Task instructions — Extract the records in full, leaving every picture out.

Records shown —
-- START --

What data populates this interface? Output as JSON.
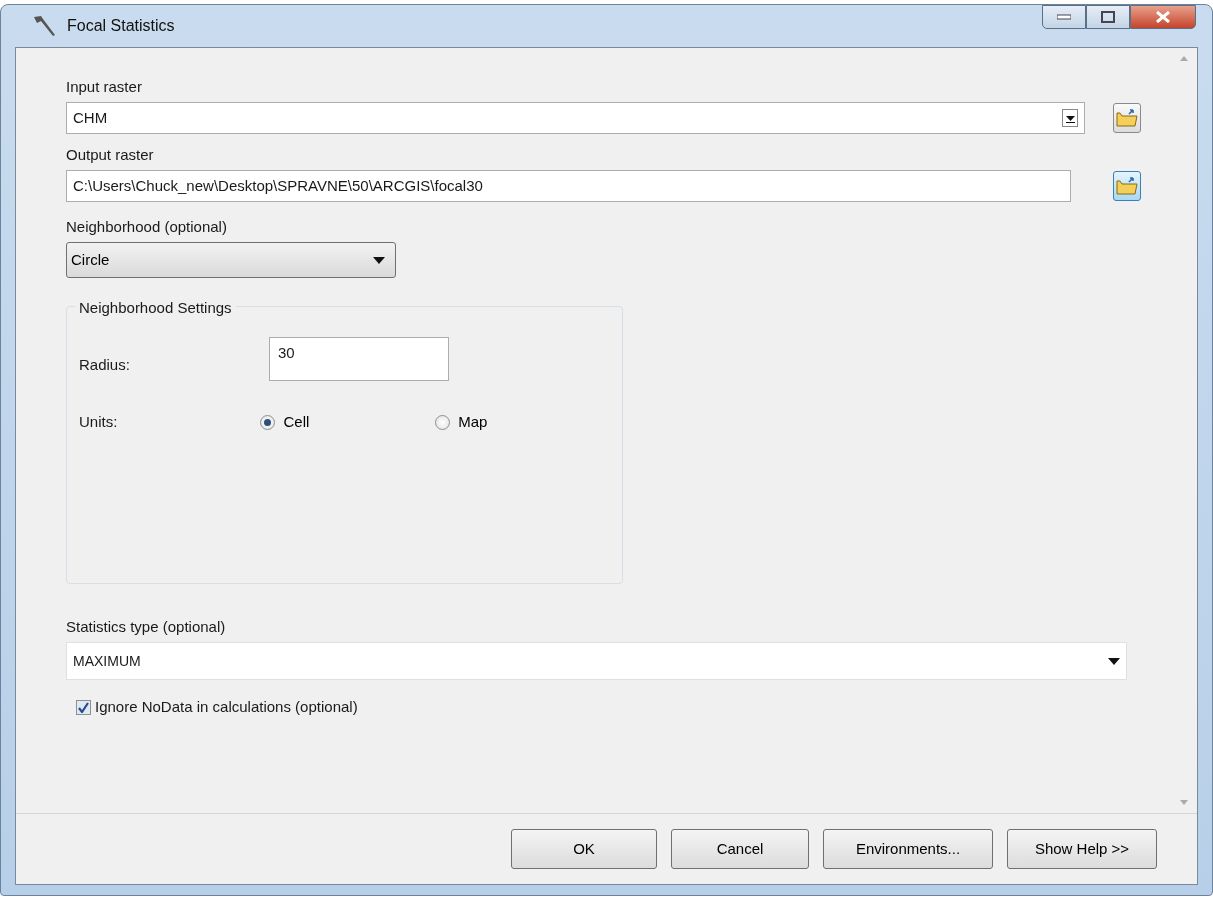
{
  "window": {
    "title": "Focal Statistics"
  },
  "input_raster": {
    "label": "Input raster",
    "value": "CHM"
  },
  "output_raster": {
    "label": "Output raster",
    "value": "C:\\Users\\Chuck_new\\Desktop\\SPRAVNE\\50\\ARCGIS\\focal30"
  },
  "neighborhood": {
    "label": "Neighborhood (optional)",
    "value": "Circle"
  },
  "neighborhood_settings": {
    "title": "Neighborhood Settings",
    "radius_label": "Radius:",
    "radius": "30",
    "units_label": "Units:",
    "units": [
      {
        "label": "Cell",
        "selected": true
      },
      {
        "label": "Map",
        "selected": false
      }
    ]
  },
  "statistics_type": {
    "label": "Statistics type (optional)",
    "value": "MAXIMUM"
  },
  "ignore_nodata": {
    "label": "Ignore NoData in calculations (optional)",
    "checked": true
  },
  "buttons": [
    "OK",
    "Cancel",
    "Environments...",
    "Show Help >>"
  ]
}
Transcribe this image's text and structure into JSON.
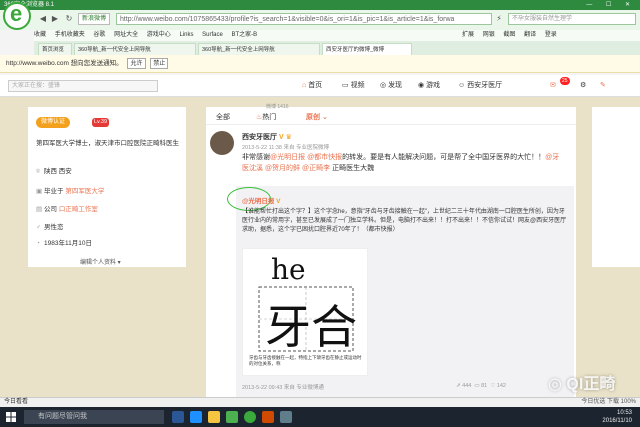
{
  "browser": {
    "title": "360安全浏览器 8.1",
    "mail_badge": "新浪微博",
    "url": "http://www.weibo.com/1075865433/profile?is_search=1&visible=0&is_ori=1&is_pic=1&is_article=1&is_forwa",
    "search_placeholder": "不孕女服装自然生理学",
    "bookmarks": [
      "收藏",
      "手机收藏夹",
      "谷歌",
      "网址大全",
      "游戏中心",
      "Links",
      "Surface",
      "BT之家-B"
    ],
    "bookmark_right": [
      "扩展",
      "网银",
      "截图",
      "翻译",
      "登录"
    ],
    "tabs": [
      "首页浏览",
      "360导航_新一代安全上网导航",
      "360导航_新一代安全上网导航",
      "西安牙医厅的微博_微博"
    ],
    "notify_text": "http://www.weibo.com 想向您发送通知。",
    "notify_allow": "允许",
    "notify_block": "禁止"
  },
  "weibo_nav": {
    "search_placeholder": "大家正在搜：盛锋",
    "items": [
      "首页",
      "视频",
      "发现",
      "游戏",
      "西安牙医厅"
    ],
    "badge": "25"
  },
  "profile": {
    "vip_label": "微博认证",
    "level": "Lv.39",
    "bio": "第四军医大学博士，淑天津市口腔医院正畸科医生",
    "location": "陕西 西安",
    "school_prefix": "毕业于",
    "school": "第四军医大学",
    "company_prefix": "公司",
    "company": "口正畸工作室",
    "gender": "男性恋",
    "birthday": "1983年11月10日",
    "edit_label": "编辑个人资料 ▾"
  },
  "feed": {
    "top_count": "微博 1416",
    "tabs": [
      "全部",
      "热门",
      "原创"
    ],
    "post": {
      "author": "西安牙医厅",
      "time": "2013-5-22 11:38 来自 专业医院微博",
      "text_a": "非常感谢",
      "mention_a": "@光明日报",
      "mention_b": "@都市快报",
      "text_b": "的转发。要是有人能解决问题，可是帮了全中国牙医界的大忙！！",
      "mention_c": "@牙医沈溪",
      "mention_d": "@贺月的鲜",
      "mention_e": "@正畸李",
      "text_c": "正畸医生大魏"
    },
    "repost": {
      "author": "@光明日报",
      "text": "【谁能帮忙打出这个字？】这个字念he，意指\"牙齿与牙齿接触在一起\"，上世纪二三十年代由湖南一口腔医生所创，因为牙医行业内的常用字，甚至已发展成了一门独立学科。但是，电脑打不出来！！打不出来！！不信你试试！网友@西安牙医厅 求助，据悉，这个字已困扰口腔界近70年了！（都市快报）",
      "image_pinyin": "he",
      "image_char": "牙合",
      "image_caption": "牙齿与牙齿接触在一起，特指上下颌牙齿在静止或运动时的对位关系，称",
      "meta": "2013-5-22 09:43 来自 专业微博通",
      "stats": [
        "444",
        "81",
        "142"
      ]
    }
  },
  "statusbar": {
    "left": "今日看看",
    "right": "今日优选 下载 100%"
  },
  "taskbar": {
    "search_placeholder": "有问题尽管问我",
    "time": "10:53",
    "date": "2016/11/10"
  },
  "watermark": "QI正畸"
}
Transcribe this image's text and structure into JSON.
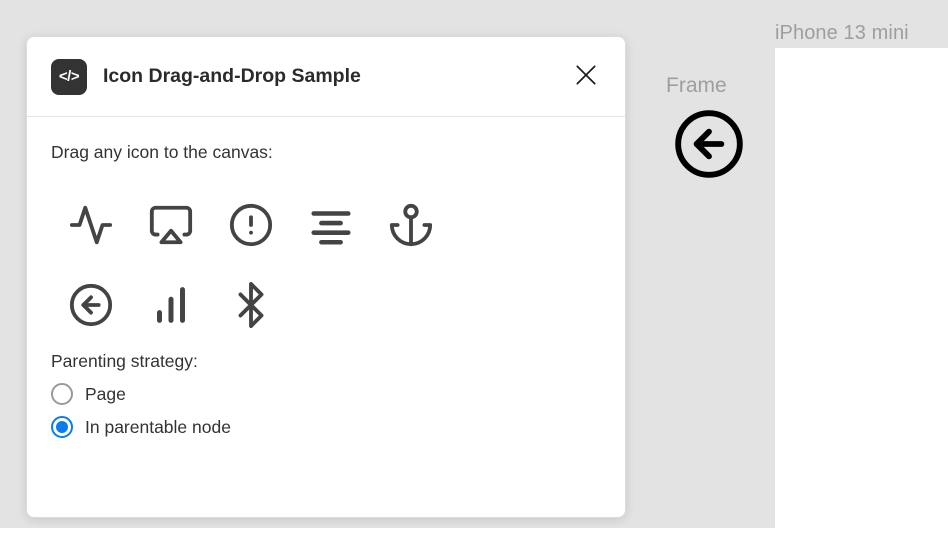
{
  "canvas": {
    "background_color": "#e3e3e3",
    "frame_group": {
      "label": "Frame",
      "icon": "arrow-left-circle-icon"
    },
    "device_frame": {
      "label": "iPhone 13 mini",
      "background_color": "#ffffff",
      "placed_icon": "anchor-icon"
    }
  },
  "dialog": {
    "logo_glyph": "</>",
    "logo_icon": "code-brackets-icon",
    "title": "Icon Drag-and-Drop Sample",
    "close_label": "×",
    "close_icon": "close-icon",
    "instruction": "Drag any icon to the canvas:",
    "icons": [
      {
        "name": "activity-icon",
        "label": "Activity"
      },
      {
        "name": "airplay-icon",
        "label": "Airplay"
      },
      {
        "name": "alert-circle-icon",
        "label": "Alert Circle"
      },
      {
        "name": "align-center-icon",
        "label": "Align Center"
      },
      {
        "name": "anchor-icon",
        "label": "Anchor"
      },
      {
        "name": "arrow-left-circle-icon",
        "label": "Arrow Left Circle"
      },
      {
        "name": "bar-chart-icon",
        "label": "Bar Chart"
      },
      {
        "name": "bluetooth-icon",
        "label": "Bluetooth"
      }
    ],
    "parenting": {
      "label": "Parenting strategy:",
      "options": [
        {
          "label": "Page",
          "selected": false
        },
        {
          "label": "In parentable node",
          "selected": true
        }
      ],
      "accent_color": "#0b7cf0"
    }
  }
}
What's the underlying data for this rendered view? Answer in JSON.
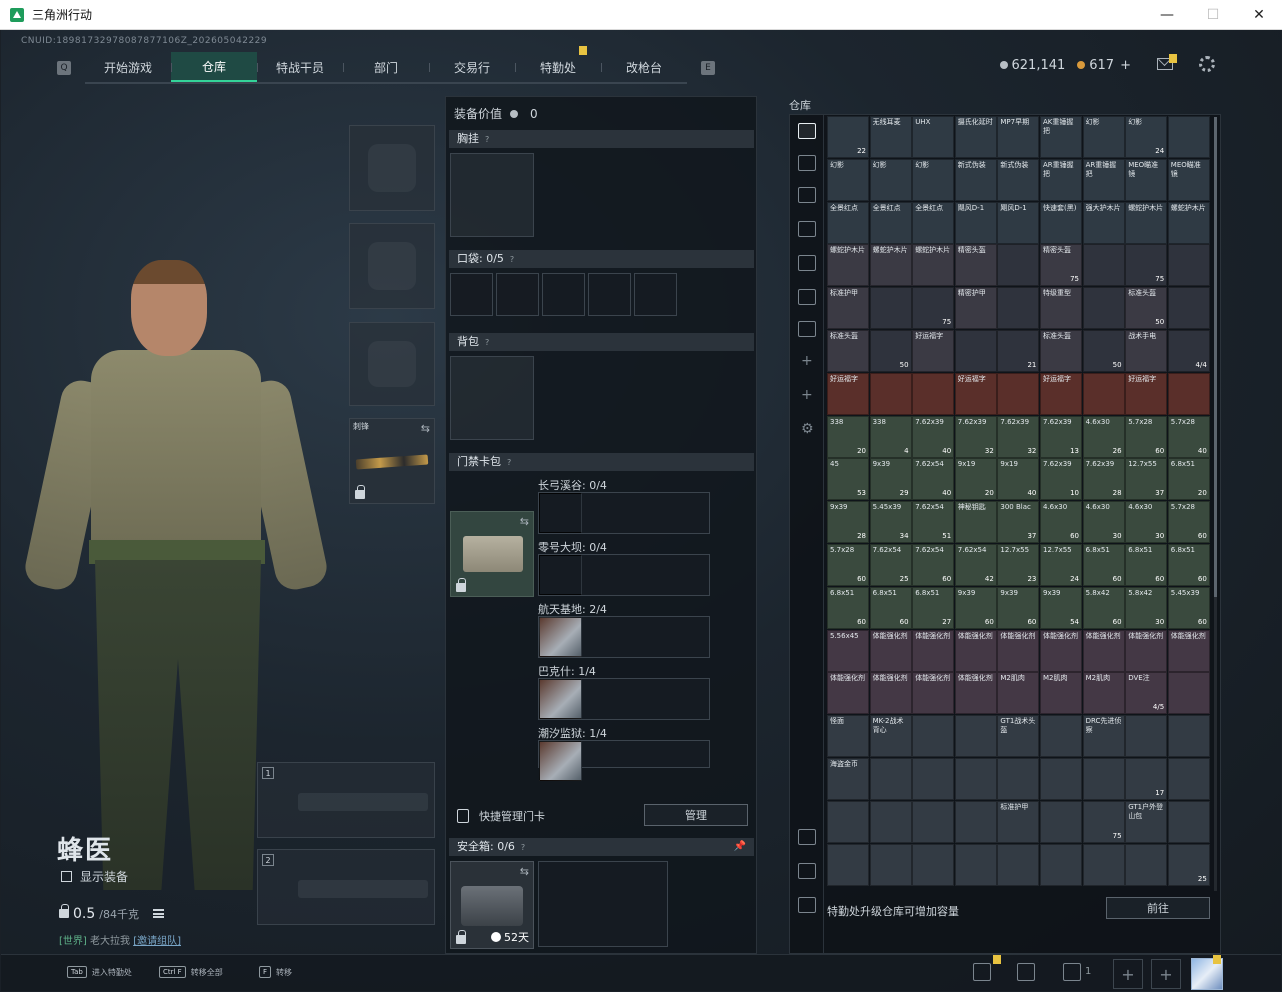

-- END --

The response —
What data populates this interface? Output as JSON.
{
  "window": {
    "title": "Focal Statistics"
  },
  "input_raster": {
    "label": "Input raster",
    "value": "CHM"
  },
  "output_raster": {
    "label": "Output raster",
    "value": "C:\\Users\\Chuck_new\\Desktop\\SPRAVNE\\50\\ARCGIS\\focal30"
  },
  "neighborhood": {
    "label": "Neighborhood (optional)",
    "value": "Circle"
  },
  "neighborhood_settings": {
    "title": "Neighborhood Settings",
    "radius_label": "Radius:",
    "radius": "30",
    "units_label": "Units:",
    "units": [
      {
        "label": "Cell",
        "selected": true
      },
      {
        "label": "Map",
        "selected": false
      }
    ]
  },
  "statistics_type": {
    "label": "Statistics type (optional)",
    "value": "MAXIMUM"
  },
  "ignore_nodata": {
    "label": "Ignore NoData in calculations (optional)",
    "checked": true
  },
  "buttons": [
    "OK",
    "Cancel",
    "Environments...",
    "Show Help >>"
  ]
}
Transcribe this image's text and structure into JSON.
{
  "browser": {
    "title": "360安全浏览器 8.1",
    "mail_badge": "新浪微博",
    "url": "http://www.weibo.com/1075865433/profile?is_search=1&visible=0&is_ori=1&is_pic=1&is_article=1&is_forwa",
    "search_placeholder": "不孕女服装自然生理学",
    "bookmarks": [
      "收藏",
      "手机收藏夹",
      "谷歌",
      "网址大全",
      "游戏中心",
      "Links",
      "Surface",
      "BT之家-B"
    ],
    "bookmark_right": [
      "扩展",
      "网银",
      "截图",
      "翻译",
      "登录"
    ],
    "tabs": [
      "首页浏览",
      "360导航_新一代安全上网导航",
      "360导航_新一代安全上网导航",
      "西安牙医厅的微博_微博"
    ],
    "notify_text": "http://www.weibo.com 想向您发送通知。",
    "notify_allow": "允许",
    "notify_block": "禁止"
  },
  "weibo_nav": {
    "search_placeholder": "大家正在搜：盛锋",
    "items": [
      "首页",
      "视频",
      "发现",
      "游戏",
      "西安牙医厅"
    ],
    "badge": "25"
  },
  "profile": {
    "vip_label": "微博认证",
    "level": "Lv.39",
    "bio": "第四军医大学博士，淑天津市口腔医院正畸科医生",
    "location": "陕西 西安",
    "school_prefix": "毕业于",
    "school": "第四军医大学",
    "company_prefix": "公司",
    "company": "口正畸工作室",
    "gender": "男性恋",
    "birthday": "1983年11月10日",
    "edit_label": "编辑个人资料 ▾"
  },
  "feed": {
    "top_count": "微博 1416",
    "tabs": [
      "全部",
      "热门",
      "原创"
    ],
    "post": {
      "author": "西安牙医厅",
      "time": "2013-5-22 11:38 来自 专业医院微博",
      "text_a": "非常感谢",
      "mention_a": "@光明日报",
      "mention_b": "@都市快报",
      "text_b": "的转发。要是有人能解决问题，可是帮了全中国牙医界的大忙！！",
      "mention_c": "@牙医沈溪",
      "mention_d": "@贺月的鲜",
      "mention_e": "@正畸李",
      "text_c": "正畸医生大魏"
    },
    "repost": {
      "author": "@光明日报",
      "text": "【谁能帮忙打出这个字？】这个字念he，意指\"牙齿与牙齿接触在一起\"，上世纪二三十年代由湖南一口腔医生所创，因为牙医行业内的常用字，甚至已发展成了一门独立学科。但是，电脑打不出来！！打不出来！！不信你试试！网友@西安牙医厅 求助，据悉，这个字已困扰口腔界近70年了！（都市快报）",
      "image_pinyin": "he",
      "image_char": "牙合",
      "image_caption": "牙齿与牙齿接触在一起，特指上下颌牙齿在静止或运动时的对位关系，称",
      "meta": "2013-5-22 09:43 来自 专业微博通",
      "stats": [
        "444",
        "81",
        "142"
      ]
    }
  },
  "statusbar": {
    "left": "今日看看",
    "right": "今日优选 下载 100%"
  },
  "taskbar": {
    "search_placeholder": "有问题尽管问我",
    "time": "10:53",
    "date": "2016/11/10"
  },
  "watermark": "QI正畸"
}
Transcribe this image's text and structure into JSON.
{
  "canvas": {
    "background_color": "#e3e3e3",
    "frame_group": {
      "label": "Frame",
      "icon": "arrow-left-circle-icon"
    },
    "device_frame": {
      "label": "iPhone 13 mini",
      "background_color": "#ffffff",
      "placed_icon": "anchor-icon"
    }
  },
  "dialog": {
    "logo_glyph": "</>",
    "logo_icon": "code-brackets-icon",
    "title": "Icon Drag-and-Drop Sample",
    "close_label": "×",
    "close_icon": "close-icon",
    "instruction": "Drag any icon to the canvas:",
    "icons": [
      {
        "name": "activity-icon",
        "label": "Activity"
      },
      {
        "name": "airplay-icon",
        "label": "Airplay"
      },
      {
        "name": "alert-circle-icon",
        "label": "Alert Circle"
      },
      {
        "name": "align-center-icon",
        "label": "Align Center"
      },
      {
        "name": "anchor-icon",
        "label": "Anchor"
      },
      {
        "name": "arrow-left-circle-icon",
        "label": "Arrow Left Circle"
      },
      {
        "name": "bar-chart-icon",
        "label": "Bar Chart"
      },
      {
        "name": "bluetooth-icon",
        "label": "Bluetooth"
      }
    ],
    "parenting": {
      "label": "Parenting strategy:",
      "options": [
        {
          "label": "Page",
          "selected": false
        },
        {
          "label": "In parentable node",
          "selected": true
        }
      ],
      "accent_color": "#0b7cf0"
    }
  }
}
What's the underlying data for this rendered view? Answer in JSON.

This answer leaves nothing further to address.